=== Work to be completed ===
Look through the data for the string "round". Copy every line where it is found.

=== Supplied records ===
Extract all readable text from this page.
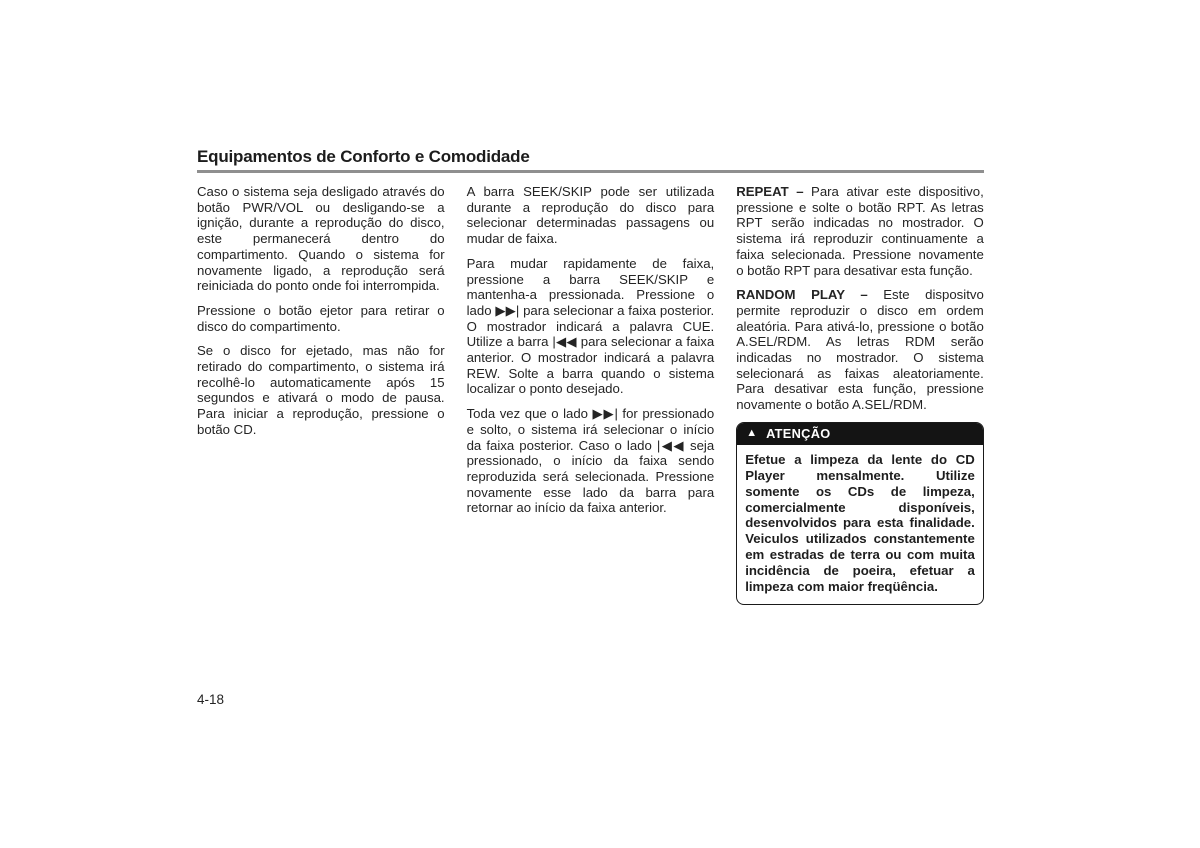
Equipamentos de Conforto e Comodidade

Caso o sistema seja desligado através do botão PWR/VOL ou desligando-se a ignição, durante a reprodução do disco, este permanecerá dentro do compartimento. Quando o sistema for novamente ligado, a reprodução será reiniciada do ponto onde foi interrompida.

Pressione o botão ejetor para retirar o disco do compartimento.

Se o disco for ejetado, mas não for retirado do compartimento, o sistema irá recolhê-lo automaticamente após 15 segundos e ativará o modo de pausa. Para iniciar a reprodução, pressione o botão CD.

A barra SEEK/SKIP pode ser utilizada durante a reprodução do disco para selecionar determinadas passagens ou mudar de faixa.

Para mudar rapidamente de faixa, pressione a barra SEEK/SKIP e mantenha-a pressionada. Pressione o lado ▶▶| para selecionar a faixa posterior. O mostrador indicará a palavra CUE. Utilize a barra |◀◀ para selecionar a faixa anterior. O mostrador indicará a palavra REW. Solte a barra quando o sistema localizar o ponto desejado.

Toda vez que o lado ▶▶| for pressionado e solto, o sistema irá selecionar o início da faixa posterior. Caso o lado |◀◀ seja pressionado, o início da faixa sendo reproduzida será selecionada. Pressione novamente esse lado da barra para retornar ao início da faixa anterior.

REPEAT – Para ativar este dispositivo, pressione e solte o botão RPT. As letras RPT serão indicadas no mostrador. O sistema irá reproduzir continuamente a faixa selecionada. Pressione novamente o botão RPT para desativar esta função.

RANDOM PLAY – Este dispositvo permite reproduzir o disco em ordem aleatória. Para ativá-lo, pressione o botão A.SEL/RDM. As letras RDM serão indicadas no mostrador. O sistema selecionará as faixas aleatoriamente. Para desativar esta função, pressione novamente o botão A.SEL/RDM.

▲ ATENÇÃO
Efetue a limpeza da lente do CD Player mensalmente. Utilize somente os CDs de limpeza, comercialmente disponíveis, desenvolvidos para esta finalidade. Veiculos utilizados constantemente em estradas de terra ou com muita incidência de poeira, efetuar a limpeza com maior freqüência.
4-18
* * *
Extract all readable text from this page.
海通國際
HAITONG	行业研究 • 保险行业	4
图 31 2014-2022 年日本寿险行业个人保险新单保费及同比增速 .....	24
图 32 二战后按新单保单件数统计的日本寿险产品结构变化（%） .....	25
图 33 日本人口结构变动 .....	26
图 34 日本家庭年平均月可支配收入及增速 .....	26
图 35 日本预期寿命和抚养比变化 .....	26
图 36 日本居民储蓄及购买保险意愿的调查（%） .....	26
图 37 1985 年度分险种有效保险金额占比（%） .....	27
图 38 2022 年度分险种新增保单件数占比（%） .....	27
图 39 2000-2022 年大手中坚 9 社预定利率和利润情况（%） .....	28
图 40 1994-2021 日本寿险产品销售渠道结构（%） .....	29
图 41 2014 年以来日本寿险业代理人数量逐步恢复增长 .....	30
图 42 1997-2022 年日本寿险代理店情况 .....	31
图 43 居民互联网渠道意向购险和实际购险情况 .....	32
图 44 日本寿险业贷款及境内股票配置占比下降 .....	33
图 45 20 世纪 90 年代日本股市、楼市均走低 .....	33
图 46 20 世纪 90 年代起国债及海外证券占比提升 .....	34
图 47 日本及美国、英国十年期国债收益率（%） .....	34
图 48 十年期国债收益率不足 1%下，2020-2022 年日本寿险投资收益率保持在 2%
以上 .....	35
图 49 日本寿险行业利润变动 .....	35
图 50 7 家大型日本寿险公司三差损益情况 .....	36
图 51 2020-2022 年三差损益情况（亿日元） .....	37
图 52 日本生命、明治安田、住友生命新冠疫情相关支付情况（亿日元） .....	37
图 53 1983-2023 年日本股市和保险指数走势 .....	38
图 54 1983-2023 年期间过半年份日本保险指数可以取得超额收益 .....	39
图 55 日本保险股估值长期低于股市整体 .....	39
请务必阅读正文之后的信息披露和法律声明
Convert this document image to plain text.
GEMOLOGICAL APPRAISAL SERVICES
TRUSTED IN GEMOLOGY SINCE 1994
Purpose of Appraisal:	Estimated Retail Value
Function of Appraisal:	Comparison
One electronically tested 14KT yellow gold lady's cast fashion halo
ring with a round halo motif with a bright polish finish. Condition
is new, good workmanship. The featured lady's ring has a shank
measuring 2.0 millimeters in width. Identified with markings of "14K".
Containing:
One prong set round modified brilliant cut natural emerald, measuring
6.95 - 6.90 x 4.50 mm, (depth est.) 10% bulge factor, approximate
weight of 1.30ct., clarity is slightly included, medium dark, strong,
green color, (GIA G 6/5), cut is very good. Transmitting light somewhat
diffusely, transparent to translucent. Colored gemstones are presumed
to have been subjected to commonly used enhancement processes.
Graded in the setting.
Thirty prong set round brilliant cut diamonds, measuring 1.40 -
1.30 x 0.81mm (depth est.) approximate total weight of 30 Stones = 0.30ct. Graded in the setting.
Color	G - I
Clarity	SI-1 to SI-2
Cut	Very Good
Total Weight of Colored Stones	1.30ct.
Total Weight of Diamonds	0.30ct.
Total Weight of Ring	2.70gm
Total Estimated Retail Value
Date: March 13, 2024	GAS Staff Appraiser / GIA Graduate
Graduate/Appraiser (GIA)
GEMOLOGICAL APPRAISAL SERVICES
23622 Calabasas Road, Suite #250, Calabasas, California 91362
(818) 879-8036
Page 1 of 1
==
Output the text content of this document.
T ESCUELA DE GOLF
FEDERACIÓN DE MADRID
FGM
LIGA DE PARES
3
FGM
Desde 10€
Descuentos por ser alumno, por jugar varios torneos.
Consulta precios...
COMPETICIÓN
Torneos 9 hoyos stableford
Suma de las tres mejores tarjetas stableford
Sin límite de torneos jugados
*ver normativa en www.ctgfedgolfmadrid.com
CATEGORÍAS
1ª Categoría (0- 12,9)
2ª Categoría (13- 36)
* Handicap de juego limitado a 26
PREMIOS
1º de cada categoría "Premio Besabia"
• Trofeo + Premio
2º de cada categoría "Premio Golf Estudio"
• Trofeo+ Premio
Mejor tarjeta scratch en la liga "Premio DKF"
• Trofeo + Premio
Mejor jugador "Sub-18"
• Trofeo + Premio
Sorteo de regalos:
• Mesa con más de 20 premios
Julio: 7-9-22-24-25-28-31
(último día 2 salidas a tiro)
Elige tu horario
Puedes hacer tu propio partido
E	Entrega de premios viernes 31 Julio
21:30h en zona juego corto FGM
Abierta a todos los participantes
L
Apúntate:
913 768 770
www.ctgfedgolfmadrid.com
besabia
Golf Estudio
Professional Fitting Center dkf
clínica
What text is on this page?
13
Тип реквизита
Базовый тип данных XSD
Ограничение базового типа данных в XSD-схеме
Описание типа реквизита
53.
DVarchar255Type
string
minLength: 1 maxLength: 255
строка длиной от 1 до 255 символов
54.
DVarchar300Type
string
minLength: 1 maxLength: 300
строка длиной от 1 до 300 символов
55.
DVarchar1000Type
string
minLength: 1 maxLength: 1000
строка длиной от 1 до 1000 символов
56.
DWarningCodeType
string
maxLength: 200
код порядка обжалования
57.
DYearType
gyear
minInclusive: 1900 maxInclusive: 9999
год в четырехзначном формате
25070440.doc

=== Answer to this task ===
ring with a round halo motif with a bright polish finish. Condition
One prong set round modified brilliant cut natural emerald, measuring
Thirty prong set round brilliant cut diamonds, measuring 1.40 -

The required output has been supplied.